** Start of The input **

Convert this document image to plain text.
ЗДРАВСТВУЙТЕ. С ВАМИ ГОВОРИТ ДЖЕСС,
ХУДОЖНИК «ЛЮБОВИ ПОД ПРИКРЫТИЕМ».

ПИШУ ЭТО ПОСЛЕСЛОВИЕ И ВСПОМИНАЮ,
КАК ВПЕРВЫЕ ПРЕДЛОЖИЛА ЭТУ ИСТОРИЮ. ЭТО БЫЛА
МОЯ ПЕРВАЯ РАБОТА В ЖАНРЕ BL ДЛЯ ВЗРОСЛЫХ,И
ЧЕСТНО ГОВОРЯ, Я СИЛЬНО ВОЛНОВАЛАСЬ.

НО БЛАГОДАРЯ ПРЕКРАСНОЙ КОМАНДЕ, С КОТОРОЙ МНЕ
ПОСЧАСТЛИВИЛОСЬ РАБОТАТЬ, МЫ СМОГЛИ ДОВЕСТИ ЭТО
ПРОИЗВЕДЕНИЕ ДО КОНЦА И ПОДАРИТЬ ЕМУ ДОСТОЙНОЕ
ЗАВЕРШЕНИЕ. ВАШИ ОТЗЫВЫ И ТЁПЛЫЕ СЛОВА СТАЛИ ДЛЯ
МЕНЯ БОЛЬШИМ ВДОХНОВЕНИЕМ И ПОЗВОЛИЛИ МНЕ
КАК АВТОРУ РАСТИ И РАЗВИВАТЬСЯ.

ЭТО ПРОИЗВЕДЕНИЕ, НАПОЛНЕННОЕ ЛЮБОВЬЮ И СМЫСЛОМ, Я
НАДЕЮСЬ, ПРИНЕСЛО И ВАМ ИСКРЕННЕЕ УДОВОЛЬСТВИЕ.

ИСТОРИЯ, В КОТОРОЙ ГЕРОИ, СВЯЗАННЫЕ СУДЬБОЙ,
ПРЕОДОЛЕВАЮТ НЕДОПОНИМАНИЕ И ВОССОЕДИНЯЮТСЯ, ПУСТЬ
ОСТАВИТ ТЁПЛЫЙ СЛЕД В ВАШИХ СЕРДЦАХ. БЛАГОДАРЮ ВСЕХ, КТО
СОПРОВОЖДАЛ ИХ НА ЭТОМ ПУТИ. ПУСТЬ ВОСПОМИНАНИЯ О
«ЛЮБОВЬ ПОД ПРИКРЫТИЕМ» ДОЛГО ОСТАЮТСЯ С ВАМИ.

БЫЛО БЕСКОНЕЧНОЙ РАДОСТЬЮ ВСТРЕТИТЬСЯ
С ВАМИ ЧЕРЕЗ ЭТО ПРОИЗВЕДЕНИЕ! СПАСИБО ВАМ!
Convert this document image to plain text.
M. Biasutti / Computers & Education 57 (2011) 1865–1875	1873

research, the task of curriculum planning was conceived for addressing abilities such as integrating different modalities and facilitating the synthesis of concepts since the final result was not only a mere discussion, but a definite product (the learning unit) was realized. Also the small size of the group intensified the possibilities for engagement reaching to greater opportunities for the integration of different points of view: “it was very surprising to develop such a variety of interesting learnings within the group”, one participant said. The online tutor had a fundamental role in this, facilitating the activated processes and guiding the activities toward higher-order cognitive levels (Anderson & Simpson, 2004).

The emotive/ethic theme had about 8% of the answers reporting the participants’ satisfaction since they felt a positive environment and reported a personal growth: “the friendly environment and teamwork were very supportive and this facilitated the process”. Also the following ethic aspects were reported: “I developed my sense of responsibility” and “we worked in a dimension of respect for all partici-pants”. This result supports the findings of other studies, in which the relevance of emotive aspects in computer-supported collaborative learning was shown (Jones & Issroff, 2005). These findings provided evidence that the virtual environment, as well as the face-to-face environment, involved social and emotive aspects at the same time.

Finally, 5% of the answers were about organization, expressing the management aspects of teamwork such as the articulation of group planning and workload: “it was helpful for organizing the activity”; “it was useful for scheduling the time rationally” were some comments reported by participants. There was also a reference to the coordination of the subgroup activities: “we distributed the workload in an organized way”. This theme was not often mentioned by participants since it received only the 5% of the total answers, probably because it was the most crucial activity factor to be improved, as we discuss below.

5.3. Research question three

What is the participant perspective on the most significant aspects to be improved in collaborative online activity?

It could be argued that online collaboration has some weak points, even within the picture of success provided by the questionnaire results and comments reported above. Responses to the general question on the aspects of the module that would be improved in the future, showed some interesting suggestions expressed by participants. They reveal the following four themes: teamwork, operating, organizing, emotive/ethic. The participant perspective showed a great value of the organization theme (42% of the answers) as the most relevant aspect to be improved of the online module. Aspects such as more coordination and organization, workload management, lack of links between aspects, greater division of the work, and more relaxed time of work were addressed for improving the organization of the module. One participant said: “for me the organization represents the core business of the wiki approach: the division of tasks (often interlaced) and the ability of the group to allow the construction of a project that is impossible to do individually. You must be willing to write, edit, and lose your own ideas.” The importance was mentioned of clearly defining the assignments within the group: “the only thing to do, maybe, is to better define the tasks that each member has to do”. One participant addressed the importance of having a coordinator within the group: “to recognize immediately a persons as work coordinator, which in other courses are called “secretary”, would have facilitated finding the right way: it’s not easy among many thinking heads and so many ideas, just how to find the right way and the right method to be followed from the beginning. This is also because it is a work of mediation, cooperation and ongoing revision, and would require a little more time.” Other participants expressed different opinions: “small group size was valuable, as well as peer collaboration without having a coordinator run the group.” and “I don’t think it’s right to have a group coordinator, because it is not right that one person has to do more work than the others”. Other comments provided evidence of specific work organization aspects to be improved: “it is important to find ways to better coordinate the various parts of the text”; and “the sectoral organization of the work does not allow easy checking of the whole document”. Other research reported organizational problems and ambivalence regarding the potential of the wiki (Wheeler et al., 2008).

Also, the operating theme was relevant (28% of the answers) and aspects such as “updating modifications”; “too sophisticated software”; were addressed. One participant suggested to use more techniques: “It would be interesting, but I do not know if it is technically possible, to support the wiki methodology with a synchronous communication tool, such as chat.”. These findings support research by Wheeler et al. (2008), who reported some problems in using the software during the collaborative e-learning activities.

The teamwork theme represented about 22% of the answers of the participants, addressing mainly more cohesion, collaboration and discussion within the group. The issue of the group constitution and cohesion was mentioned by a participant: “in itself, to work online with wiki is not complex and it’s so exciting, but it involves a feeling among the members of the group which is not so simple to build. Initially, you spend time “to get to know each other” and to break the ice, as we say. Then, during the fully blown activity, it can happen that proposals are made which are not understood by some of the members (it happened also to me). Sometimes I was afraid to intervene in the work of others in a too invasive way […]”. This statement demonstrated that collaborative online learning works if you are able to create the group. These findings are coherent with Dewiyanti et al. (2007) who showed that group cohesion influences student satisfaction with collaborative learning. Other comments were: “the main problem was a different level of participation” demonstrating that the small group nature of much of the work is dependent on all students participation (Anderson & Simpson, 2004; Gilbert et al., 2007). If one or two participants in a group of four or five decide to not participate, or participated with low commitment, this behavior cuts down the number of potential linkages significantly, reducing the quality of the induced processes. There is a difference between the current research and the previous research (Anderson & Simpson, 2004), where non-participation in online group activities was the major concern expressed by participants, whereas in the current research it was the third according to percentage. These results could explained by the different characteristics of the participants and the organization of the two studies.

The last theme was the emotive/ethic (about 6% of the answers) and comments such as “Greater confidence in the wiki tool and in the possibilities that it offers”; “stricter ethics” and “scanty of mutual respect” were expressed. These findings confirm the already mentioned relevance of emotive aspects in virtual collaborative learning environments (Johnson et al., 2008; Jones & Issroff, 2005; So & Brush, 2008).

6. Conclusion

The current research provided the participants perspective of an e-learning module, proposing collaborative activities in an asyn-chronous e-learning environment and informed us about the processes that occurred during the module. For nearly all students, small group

** End of The input **

**Written instruction:** Restate each record exactly as written.

**Response:**
Convert this document image to plain text.
ЗДРАВСТВУЙТЕ. С ВАМИ ГОВОРИТ ДЖЕСС,
ХУДОЖНИК «ЛЮБОВИ ПОД ПРИКРЫТИЕМ».

ПИШУ ЭТО ПОСЛЕСЛОВИЕ И ВСПОМИНАЮ,
КАК ВПЕРВЫЕ ПРЕДЛОЖИЛА ЭТУ ИСТОРИЮ. ЭТО БЫЛА
МОЯ ПЕРВАЯ РАБОТА В ЖАНРЕ BL ДЛЯ ВЗРОСЛЫХ,И
ЧЕСТНО ГОВОРЯ, Я СИЛЬНО ВОЛНОВАЛАСЬ.

НО БЛАГОДАРЯ ПРЕКРАСНОЙ КОМАНДЕ, С КОТОРОЙ МНЕ
ПОСЧАСТЛИВИЛОСЬ РАБОТАТЬ, МЫ СМОГЛИ ДОВЕСТИ ЭТО
ПРОИЗВЕДЕНИЕ ДО КОНЦА И ПОДАРИТЬ ЕМУ ДОСТОЙНОЕ
ЗАВЕРШЕНИЕ. ВАШИ ОТЗЫВЫ И ТЁПЛЫЕ СЛОВА СТАЛИ ДЛЯ
МЕНЯ БОЛЬШИМ ВДОХНОВЕНИЕМ И ПОЗВОЛИЛИ МНЕ
КАК АВТОРУ РАСТИ И РАЗВИВАТЬСЯ.

ЭТО ПРОИЗВЕДЕНИЕ, НАПОЛНЕННОЕ ЛЮБОВЬЮ И СМЫСЛОМ, Я
НАДЕЮСЬ, ПРИНЕСЛО И ВАМ ИСКРЕННЕЕ УДОВОЛЬСТВИЕ.

ИСТОРИЯ, В КОТОРОЙ ГЕРОИ, СВЯЗАННЫЕ СУДЬБОЙ,
ПРЕОДОЛЕВАЮТ НЕДОПОНИМАНИЕ И ВОССОЕДИНЯЮТСЯ, ПУСТЬ
ОСТАВИТ ТЁПЛЫЙ СЛЕД В ВАШИХ СЕРДЦАХ. БЛАГОДАРЮ ВСЕХ, КТО
СОПРОВОЖДАЛ ИХ НА ЭТОМ ПУТИ. ПУСТЬ ВОСПОМИНАНИЯ О
«ЛЮБОВЬ ПОД ПРИКРЫТИЕМ» ДОЛГО ОСТАЮТСЯ С ВАМИ.

БЫЛО БЕСКОНЕЧНОЙ РАДОСТЬЮ ВСТРЕТИТЬСЯ
С ВАМИ ЧЕРЕЗ ЭТО ПРОИЗВЕДЕНИЕ! СПАСИБО ВАМ!
Convert this document image to plain text.
M. Biasutti / Computers & Education 57 (2011) 1865–1875	1873

research, the task of curriculum planning was conceived for addressing abilities such as integrating different modalities and facilitating the synthesis of concepts since the final result was not only a mere discussion, but a definite product (the learning unit) was realized. Also the small size of the group intensified the possibilities for engagement reaching to greater opportunities for the integration of different points of view: “it was very surprising to develop such a variety of interesting learnings within the group”, one participant said. The online tutor had a fundamental role in this, facilitating the activated processes and guiding the activities toward higher-order cognitive levels (Anderson & Simpson, 2004).

The emotive/ethic theme had about 8% of the answers reporting the participants’ satisfaction since they felt a positive environment and reported a personal growth: “the friendly environment and teamwork were very supportive and this facilitated the process”. Also the following ethic aspects were reported: “I developed my sense of responsibility” and “we worked in a dimension of respect for all partici-pants”. This result supports the findings of other studies, in which the relevance of emotive aspects in computer-supported collaborative learning was shown (Jones & Issroff, 2005). These findings provided evidence that the virtual environment, as well as the face-to-face environment, involved social and emotive aspects at the same time.

Finally, 5% of the answers were about organization, expressing the management aspects of teamwork such as the articulation of group planning and workload: “it was helpful for organizing the activity”; “it was useful for scheduling the time rationally” were some comments reported by participants. There was also a reference to the coordination of the subgroup activities: “we distributed the workload in an organized way”. This theme was not often mentioned by participants since it received only the 5% of the total answers, probably because it was the most crucial activity factor to be improved, as we discuss below.

5.3. Research question three

What is the participant perspective on the most significant aspects to be improved in collaborative online activity?

It could be argued that online collaboration has some weak points, even within the picture of success provided by the questionnaire results and comments reported above. Responses to the general question on the aspects of the module that would be improved in the future, showed some interesting suggestions expressed by participants. They reveal the following four themes: teamwork, operating, organizing, emotive/ethic. The participant perspective showed a great value of the organization theme (42% of the answers) as the most relevant aspect to be improved of the online module. Aspects such as more coordination and organization, workload management, lack of links between aspects, greater division of the work, and more relaxed time of work were addressed for improving the organization of the module. One participant said: “for me the organization represents the core business of the wiki approach: the division of tasks (often interlaced) and the ability of the group to allow the construction of a project that is impossible to do individually. You must be willing to write, edit, and lose your own ideas.” The importance was mentioned of clearly defining the assignments within the group: “the only thing to do, maybe, is to better define the tasks that each member has to do”. One participant addressed the importance of having a coordinator within the group: “to recognize immediately a persons as work coordinator, which in other courses are called “secretary”, would have facilitated finding the right way: it’s not easy among many thinking heads and so many ideas, just how to find the right way and the right method to be followed from the beginning. This is also because it is a work of mediation, cooperation and ongoing revision, and would require a little more time.” Other participants expressed different opinions: “small group size was valuable, as well as peer collaboration without having a coordinator run the group.” and “I don’t think it’s right to have a group coordinator, because it is not right that one person has to do more work than the others”. Other comments provided evidence of specific work organization aspects to be improved: “it is important to find ways to better coordinate the various parts of the text”; and “the sectoral organization of the work does not allow easy checking of the whole document”. Other research reported organizational problems and ambivalence regarding the potential of the wiki (Wheeler et al., 2008).

Also, the operating theme was relevant (28% of the answers) and aspects such as “updating modifications”; “too sophisticated software”; were addressed. One participant suggested to use more techniques: “It would be interesting, but I do not know if it is technically possible, to support the wiki methodology with a synchronous communication tool, such as chat.”. These findings support research by Wheeler et al. (2008), who reported some problems in using the software during the collaborative e-learning activities.

The teamwork theme represented about 22% of the answers of the participants, addressing mainly more cohesion, collaboration and discussion within the group. The issue of the group constitution and cohesion was mentioned by a participant: “in itself, to work online with wiki is not complex and it’s so exciting, but it involves a feeling among the members of the group which is not so simple to build. Initially, you spend time “to get to know each other” and to break the ice, as we say. Then, during the fully blown activity, it can happen that proposals are made which are not understood by some of the members (it happened also to me). Sometimes I was afraid to intervene in the work of others in a too invasive way […]”. This statement demonstrated that collaborative online learning works if you are able to create the group. These findings are coherent with Dewiyanti et al. (2007) who showed that group cohesion influences student satisfaction with collaborative learning. Other comments were: “the main problem was a different level of participation” demonstrating that the small group nature of much of the work is dependent on all students participation (Anderson & Simpson, 2004; Gilbert et al., 2007). If one or two participants in a group of four or five decide to not participate, or participated with low commitment, this behavior cuts down the number of potential linkages significantly, reducing the quality of the induced processes. There is a difference between the current research and the previous research (Anderson & Simpson, 2004), where non-participation in online group activities was the major concern expressed by participants, whereas in the current research it was the third according to percentage. These results could explained by the different characteristics of the participants and the organization of the two studies.

The last theme was the emotive/ethic (about 6% of the answers) and comments such as “Greater confidence in the wiki tool and in the possibilities that it offers”; “stricter ethics” and “scanty of mutual respect” were expressed. These findings confirm the already mentioned relevance of emotive aspects in virtual collaborative learning environments (Johnson et al., 2008; Jones & Issroff, 2005; So & Brush, 2008).

6. Conclusion

The current research provided the participants perspective of an e-learning module, proposing collaborative activities in an asyn-chronous e-learning environment and informed us about the processes that occurred during the module. For nearly all students, small group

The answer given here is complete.